----- LISTING

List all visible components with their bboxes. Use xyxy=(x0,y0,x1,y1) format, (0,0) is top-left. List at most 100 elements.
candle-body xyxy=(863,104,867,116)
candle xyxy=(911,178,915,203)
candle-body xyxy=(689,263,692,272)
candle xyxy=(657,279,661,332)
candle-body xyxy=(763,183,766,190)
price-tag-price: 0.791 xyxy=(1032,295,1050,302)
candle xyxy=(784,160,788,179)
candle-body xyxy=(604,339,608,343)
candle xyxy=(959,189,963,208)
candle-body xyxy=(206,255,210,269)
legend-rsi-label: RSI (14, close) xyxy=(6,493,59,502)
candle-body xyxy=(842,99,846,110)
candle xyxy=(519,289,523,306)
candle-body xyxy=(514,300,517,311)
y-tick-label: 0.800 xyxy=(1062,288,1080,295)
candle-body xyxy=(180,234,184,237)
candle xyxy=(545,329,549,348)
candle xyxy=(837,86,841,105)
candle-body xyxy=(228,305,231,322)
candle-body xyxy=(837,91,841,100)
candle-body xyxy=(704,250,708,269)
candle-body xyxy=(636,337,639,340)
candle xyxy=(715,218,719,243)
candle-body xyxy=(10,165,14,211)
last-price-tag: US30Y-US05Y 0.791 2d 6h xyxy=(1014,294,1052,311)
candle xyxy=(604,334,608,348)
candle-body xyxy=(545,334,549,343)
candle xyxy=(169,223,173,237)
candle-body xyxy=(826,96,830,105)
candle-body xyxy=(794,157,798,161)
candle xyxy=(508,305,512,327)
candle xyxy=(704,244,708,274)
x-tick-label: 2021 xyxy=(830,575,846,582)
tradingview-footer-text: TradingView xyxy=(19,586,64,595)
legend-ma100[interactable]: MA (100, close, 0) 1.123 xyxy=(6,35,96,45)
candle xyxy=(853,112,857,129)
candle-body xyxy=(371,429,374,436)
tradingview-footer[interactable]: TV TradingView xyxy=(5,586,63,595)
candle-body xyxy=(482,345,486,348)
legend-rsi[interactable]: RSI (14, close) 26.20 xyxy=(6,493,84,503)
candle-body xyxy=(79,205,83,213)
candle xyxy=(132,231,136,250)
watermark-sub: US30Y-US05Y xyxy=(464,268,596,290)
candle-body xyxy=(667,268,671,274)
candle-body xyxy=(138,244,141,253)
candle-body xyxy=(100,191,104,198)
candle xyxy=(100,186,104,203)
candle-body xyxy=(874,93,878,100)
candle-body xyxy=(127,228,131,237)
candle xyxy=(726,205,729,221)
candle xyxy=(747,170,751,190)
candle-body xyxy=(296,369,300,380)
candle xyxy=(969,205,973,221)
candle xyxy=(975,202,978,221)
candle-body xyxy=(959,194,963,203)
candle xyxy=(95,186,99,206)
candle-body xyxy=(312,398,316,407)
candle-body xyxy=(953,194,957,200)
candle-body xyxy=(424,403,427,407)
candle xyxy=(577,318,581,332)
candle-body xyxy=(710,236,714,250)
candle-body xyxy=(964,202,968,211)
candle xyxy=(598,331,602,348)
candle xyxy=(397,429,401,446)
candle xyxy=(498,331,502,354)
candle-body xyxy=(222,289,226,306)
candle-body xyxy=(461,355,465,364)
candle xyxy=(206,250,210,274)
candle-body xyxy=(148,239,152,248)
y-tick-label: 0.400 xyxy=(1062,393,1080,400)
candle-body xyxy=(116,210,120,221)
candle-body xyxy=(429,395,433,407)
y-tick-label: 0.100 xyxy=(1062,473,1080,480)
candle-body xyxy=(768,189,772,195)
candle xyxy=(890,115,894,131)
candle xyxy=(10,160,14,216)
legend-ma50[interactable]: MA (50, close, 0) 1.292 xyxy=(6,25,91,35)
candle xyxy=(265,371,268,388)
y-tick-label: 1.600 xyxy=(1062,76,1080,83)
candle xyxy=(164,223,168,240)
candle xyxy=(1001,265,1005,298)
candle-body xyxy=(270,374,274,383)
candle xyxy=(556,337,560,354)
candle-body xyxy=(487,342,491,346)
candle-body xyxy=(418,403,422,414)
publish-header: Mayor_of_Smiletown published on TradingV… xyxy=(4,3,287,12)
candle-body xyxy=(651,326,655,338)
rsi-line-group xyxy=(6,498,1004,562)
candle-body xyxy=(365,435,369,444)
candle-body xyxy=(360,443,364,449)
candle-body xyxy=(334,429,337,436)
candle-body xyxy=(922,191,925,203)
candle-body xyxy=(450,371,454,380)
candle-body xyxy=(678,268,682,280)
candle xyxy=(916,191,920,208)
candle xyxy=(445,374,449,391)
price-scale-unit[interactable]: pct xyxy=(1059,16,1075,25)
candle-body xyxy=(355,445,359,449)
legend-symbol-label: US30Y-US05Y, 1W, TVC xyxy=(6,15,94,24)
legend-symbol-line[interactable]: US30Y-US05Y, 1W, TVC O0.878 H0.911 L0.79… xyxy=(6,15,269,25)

----------

* [WHAT TO PRODUCE]: Express the data above as a JSON list of strings, one per line, from the start of the data through the line containing "candle xyxy=(726,205,729,221)". Leave out blank lines.

* [SOLUTION FOR THIS PROBLEM]:
[
  "List all visible components with their bboxes. Use xyxy=(x0,y0,x1,y1) format, (0,0) is top-left. List at most 100 elements.",
  "candle-body xyxy=(863,104,867,116)",
  "candle xyxy=(911,178,915,203)",
  "candle-body xyxy=(689,263,692,272)",
  "candle xyxy=(657,279,661,332)",
  "candle-body xyxy=(763,183,766,190)",
  "price-tag-price: 0.791 xyxy=(1032,295,1050,302)",
  "candle xyxy=(784,160,788,179)",
  "candle-body xyxy=(604,339,608,343)",
  "candle xyxy=(959,189,963,208)",
  "candle-body xyxy=(206,255,210,269)",
  "legend-rsi-label: RSI (14, close) xyxy=(6,493,59,502)",
  "candle-body xyxy=(842,99,846,110)",
  "candle xyxy=(519,289,523,306)",
  "candle-body xyxy=(514,300,517,311)",
  "y-tick-label: 0.800 xyxy=(1062,288,1080,295)",
  "candle-body xyxy=(180,234,184,237)",
  "candle xyxy=(545,329,549,348)",
  "candle xyxy=(837,86,841,105)",
  "candle-body xyxy=(228,305,231,322)",
  "candle-body xyxy=(837,91,841,100)",
  "candle-body xyxy=(704,250,708,269)",
  "candle-body xyxy=(636,337,639,340)",
  "candle xyxy=(715,218,719,243)",
  "candle-body xyxy=(10,165,14,211)",
  "last-price-tag: US30Y-US05Y 0.791 2d 6h xyxy=(1014,294,1052,311)",
  "candle xyxy=(604,334,608,348)",
  "candle-body xyxy=(545,334,549,343)",
  "candle xyxy=(169,223,173,237)",
  "candle-body xyxy=(826,96,830,105)",
  "candle-body xyxy=(794,157,798,161)",
  "candle xyxy=(508,305,512,327)",
  "candle xyxy=(704,244,708,274)",
  "x-tick-label: 2021 xyxy=(830,575,846,582)",
  "tradingview-footer-text: TradingView xyxy=(19,586,64,595)",
  "legend-ma100[interactable]: MA (100, close, 0) 1.123 xyxy=(6,35,96,45)",
  "candle xyxy=(853,112,857,129)",
  "candle-body xyxy=(371,429,374,436)",
  "tradingview-footer[interactable]: TV TradingView xyxy=(5,586,63,595)",
  "candle-body xyxy=(482,345,486,348)",
  "legend-rsi[interactable]: RSI (14, close) 26.20 xyxy=(6,493,84,503)",
  "candle-body xyxy=(79,205,83,213)",
  "candle xyxy=(132,231,136,250)",
  "watermark-sub: US30Y-US05Y xyxy=(464,268,596,290)",
  "candle-body xyxy=(667,268,671,274)",
  "candle-body xyxy=(138,244,141,253)",
  "candle-body xyxy=(100,191,104,198)",
  "candle xyxy=(100,186,104,203)",
  "candle-body xyxy=(874,93,878,100)",
  "candle-body xyxy=(127,228,131,237)",
  "candle xyxy=(726,205,729,221)"
]